The problem:
Transcribe each of the records below exactly, excluding all pictures.
━━ Material to process ━━
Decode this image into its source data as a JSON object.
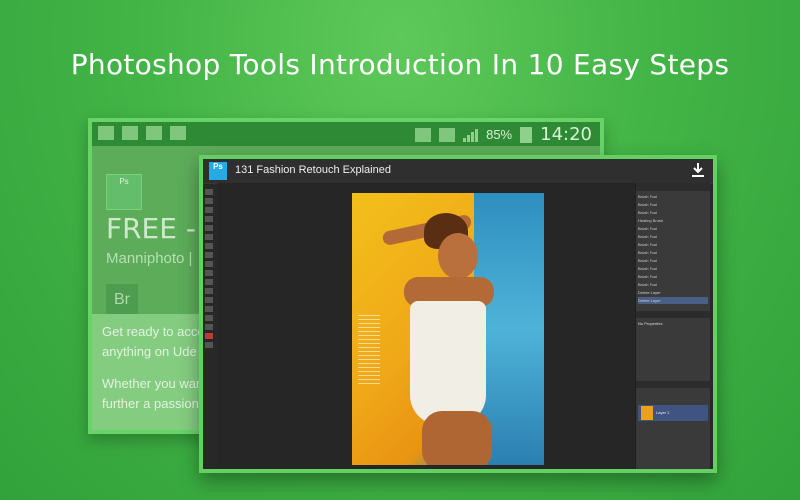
{
  "headline": "Photoshop Tools Introduction In 10 Easy Steps",
  "back_screen": {
    "status": {
      "battery": "85%",
      "time": "14:20"
    },
    "app_icon_text": "Ps",
    "title": "FREE - P",
    "subtitle": "Manniphoto | ",
    "badge": "Br",
    "paragraph_1": "Get ready to acce",
    "paragraph_1b": "anything on Ude",
    "paragraph_2": "Whether you wan",
    "paragraph_2b": "further a passion,"
  },
  "front_screen": {
    "app_icon_text": "Ps",
    "video_title": "131  Fashion Retouch Explained",
    "history_items": [
      "Brush Tool",
      "Brush Tool",
      "Brush Tool",
      "Healing Brush",
      "Brush Tool",
      "Brush Tool",
      "Brush Tool",
      "Brush Tool",
      "Brush Tool",
      "Brush Tool",
      "Brush Tool",
      "Brush Tool",
      "Delete Layer",
      "Delete Layer"
    ],
    "properties_label": "No Properties",
    "layer_name": "Layer 1"
  },
  "colors": {
    "background": "#43b446",
    "frame_border": "#62d161",
    "ps_blue": "#27a9e1"
  }
}
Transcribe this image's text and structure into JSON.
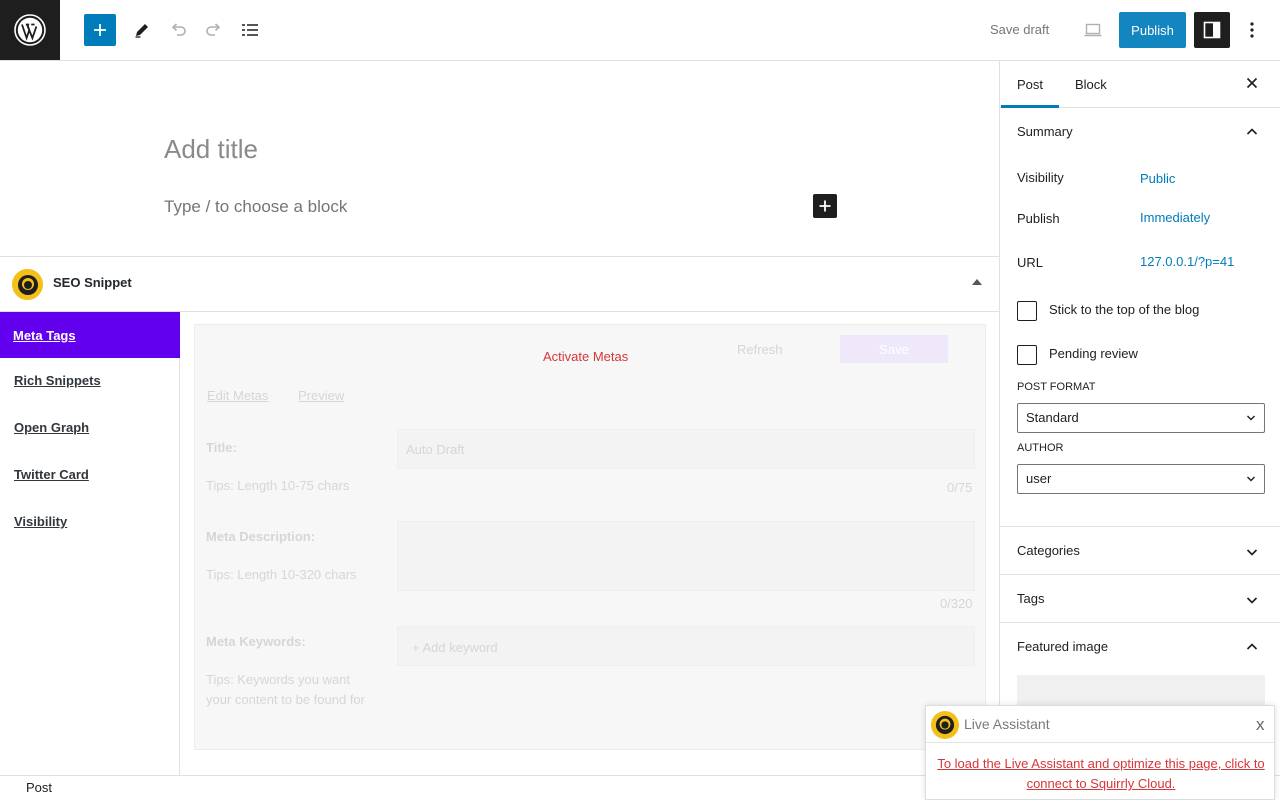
{
  "topbar": {
    "save_draft": "Save draft",
    "publish": "Publish"
  },
  "editor": {
    "title_placeholder": "Add title",
    "block_placeholder": "Type / to choose a block"
  },
  "seo": {
    "title": "SEO Snippet",
    "nav": [
      "Meta Tags",
      "Rich Snippets",
      "Open Graph",
      "Twitter Card",
      "Visibility"
    ],
    "activate": "Activate Metas",
    "refresh": "Refresh",
    "save": "Save",
    "tabs": [
      "Edit Metas",
      "Preview"
    ],
    "title_label": "Title:",
    "title_placeholder": "Auto Draft",
    "title_tip": "Tips: Length 10-75 chars",
    "title_count": "0/75",
    "desc_label": "Meta Description:",
    "desc_tip": "Tips: Length 10-320 chars",
    "desc_count": "0/320",
    "kw_label": "Meta Keywords:",
    "kw_placeholder": "+ Add keyword",
    "kw_tip_line1": "Tips: Keywords you want",
    "kw_tip_line2": "your content to be found for"
  },
  "sidebar": {
    "tabs": [
      "Post",
      "Block"
    ],
    "summary": "Summary",
    "visibility_label": "Visibility",
    "visibility_value": "Public",
    "publish_label": "Publish",
    "publish_value": "Immediately",
    "url_label": "URL",
    "url_value": "127.0.0.1/?p=41",
    "stick_label": "Stick to the top of the blog",
    "pending_label": "Pending review",
    "post_format_label": "POST FORMAT",
    "post_format_value": "Standard",
    "author_label": "AUTHOR",
    "author_value": "user",
    "categories": "Categories",
    "tags": "Tags",
    "featured_image": "Featured image"
  },
  "footer": {
    "breadcrumb": "Post"
  },
  "assistant": {
    "title": "Live Assistant",
    "close": "x",
    "link": "To load the Live Assistant and optimize this page, click to connect to Squirrly Cloud."
  },
  "colors": {
    "accent": "#007cba",
    "seo_active": "#6200ee",
    "warning_red": "#d63638",
    "squirrly_yellow": "#f2c018"
  },
  "icons": [
    "wordpress-icon",
    "plus-icon",
    "pencil-icon",
    "undo-icon",
    "redo-icon",
    "list-view-icon",
    "laptop-preview-icon",
    "sidebar-toggle-icon",
    "more-options-icon",
    "close-icon",
    "chevron-up-icon",
    "chevron-down-icon",
    "squirrly-logo-icon"
  ]
}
━━━
Exercise solution:
Decode this image into its source data as a JSON object.
{
  "headline": "Photoshop Tools Introduction In 10 Easy Steps",
  "back_screen": {
    "status": {
      "battery": "85%",
      "time": "14:20"
    },
    "app_icon_text": "Ps",
    "title": "FREE - P",
    "subtitle": "Manniphoto | ",
    "badge": "Br",
    "paragraph_1": "Get ready to acce",
    "paragraph_1b": "anything on Ude",
    "paragraph_2": "Whether you wan",
    "paragraph_2b": "further a passion,"
  },
  "front_screen": {
    "app_icon_text": "Ps",
    "video_title": "131  Fashion Retouch Explained",
    "history_items": [
      "Brush Tool",
      "Brush Tool",
      "Brush Tool",
      "Healing Brush",
      "Brush Tool",
      "Brush Tool",
      "Brush Tool",
      "Brush Tool",
      "Brush Tool",
      "Brush Tool",
      "Brush Tool",
      "Brush Tool",
      "Delete Layer",
      "Delete Layer"
    ],
    "properties_label": "No Properties",
    "layer_name": "Layer 1"
  },
  "colors": {
    "background": "#43b446",
    "frame_border": "#62d161",
    "ps_blue": "#27a9e1"
  }
}
Transcribe this image's text and structure into JSON.
{
  "topbar": {
    "save_draft": "Save draft",
    "publish": "Publish"
  },
  "editor": {
    "title_placeholder": "Add title",
    "block_placeholder": "Type / to choose a block"
  },
  "seo": {
    "title": "SEO Snippet",
    "nav": [
      "Meta Tags",
      "Rich Snippets",
      "Open Graph",
      "Twitter Card",
      "Visibility"
    ],
    "activate": "Activate Metas",
    "refresh": "Refresh",
    "save": "Save",
    "tabs": [
      "Edit Metas",
      "Preview"
    ],
    "title_label": "Title:",
    "title_placeholder": "Auto Draft",
    "title_tip": "Tips: Length 10-75 chars",
    "title_count": "0/75",
    "desc_label": "Meta Description:",
    "desc_tip": "Tips: Length 10-320 chars",
    "desc_count": "0/320",
    "kw_label": "Meta Keywords:",
    "kw_placeholder": "+ Add keyword",
    "kw_tip_line1": "Tips: Keywords you want",
    "kw_tip_line2": "your content to be found for"
  },
  "sidebar": {
    "tabs": [
      "Post",
      "Block"
    ],
    "summary": "Summary",
    "visibility_label": "Visibility",
    "visibility_value": "Public",
    "publish_label": "Publish",
    "publish_value": "Immediately",
    "url_label": "URL",
    "url_value": "127.0.0.1/?p=41",
    "stick_label": "Stick to the top of the blog",
    "pending_label": "Pending review",
    "post_format_label": "POST FORMAT",
    "post_format_value": "Standard",
    "author_label": "AUTHOR",
    "author_value": "user",
    "categories": "Categories",
    "tags": "Tags",
    "featured_image": "Featured image"
  },
  "footer": {
    "breadcrumb": "Post"
  },
  "assistant": {
    "title": "Live Assistant",
    "close": "x",
    "link": "To load the Live Assistant and optimize this page, click to connect to Squirrly Cloud."
  },
  "colors": {
    "accent": "#007cba",
    "seo_active": "#6200ee",
    "warning_red": "#d63638",
    "squirrly_yellow": "#f2c018"
  },
  "icons": [
    "wordpress-icon",
    "plus-icon",
    "pencil-icon",
    "undo-icon",
    "redo-icon",
    "list-view-icon",
    "laptop-preview-icon",
    "sidebar-toggle-icon",
    "more-options-icon",
    "close-icon",
    "chevron-up-icon",
    "chevron-down-icon",
    "squirrly-logo-icon"
  ]
}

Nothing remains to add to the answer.